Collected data
⟨

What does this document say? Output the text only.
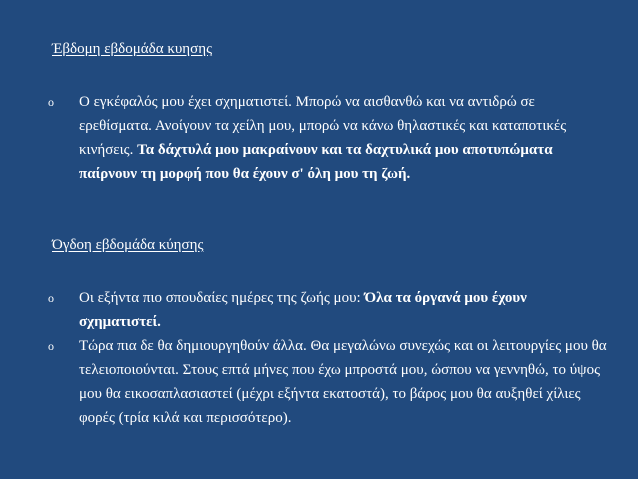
Έβδομη εβδομάδα κυησης
o Ο εγκέφαλός μου έχει σχηματιστεί. Μπορώ να αισθανθώ και να αντιδρώ σε ερεθίσματα. Ανοίγουν τα χείλη μου, μπορώ να κάνω θηλαστικές και καταποτικές κινήσεις. Τα δάχτυλά μου μακραίνουν και τα δαχτυλικά μου αποτυπώματα παίρνουν τη μορφή που θα έχουν σ' όλη μου τη ζωή.
Όγδοη εβδομάδα κύησης
o Οι εξήντα πιο σπουδαίες ημέρες της ζωής μου: Όλα τα όργανά μου έχουν σχηματιστεί.
o Τώρα πια δε θα δημιουργηθούν άλλα. Θα μεγαλώνω συνεχώς και οι λειτουργίες μου θα τελειοποιούνται. Στους επτά μήνες που έχω μπροστά μου, ώσπου να γεννηθώ, το ύψος μου θα εικοσαπλασιαστεί (μέχρι εξήντα εκατοστά), το βάρος μου θα αυξηθεί χίλιες φορές (τρία κιλά και περισσότερο).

⟩

> **GIVEN REQUEST**:
Transcribe the complete set of entries verbatim. No pictures belong in the copy.

> **EXERCISE OUTPUT**:
What does this document say? Output the text only.
Έβδομη εβδομάδα κυησης
o Ο εγκέφαλός μου έχει σχηματιστεί. Μπορώ να αισθανθώ και να αντιδρώ σε ερεθίσματα. Ανοίγουν τα χείλη μου, μπορώ να κάνω θηλαστικές και καταποτικές κινήσεις. Τα δάχτυλά μου μακραίνουν και τα δαχτυλικά μου αποτυπώματα παίρνουν τη μορφή που θα έχουν σ' όλη μου τη ζωή.
Όγδοη εβδομάδα κύησης
o Οι εξήντα πιο σπουδαίες ημέρες της ζωής μου: Όλα τα όργανά μου έχουν σχηματιστεί.
o Τώρα πια δε θα δημιουργηθούν άλλα. Θα μεγαλώνω συνεχώς και οι λειτουργίες μου θα τελειοποιούνται. Στους επτά μήνες που έχω μπροστά μου, ώσπου να γεννηθώ, το ύψος μου θα εικοσαπλασιαστεί (μέχρι εξήντα εκατοστά), το βάρος μου θα αυξηθεί χίλιες φορές (τρία κιλά και περισσότερο).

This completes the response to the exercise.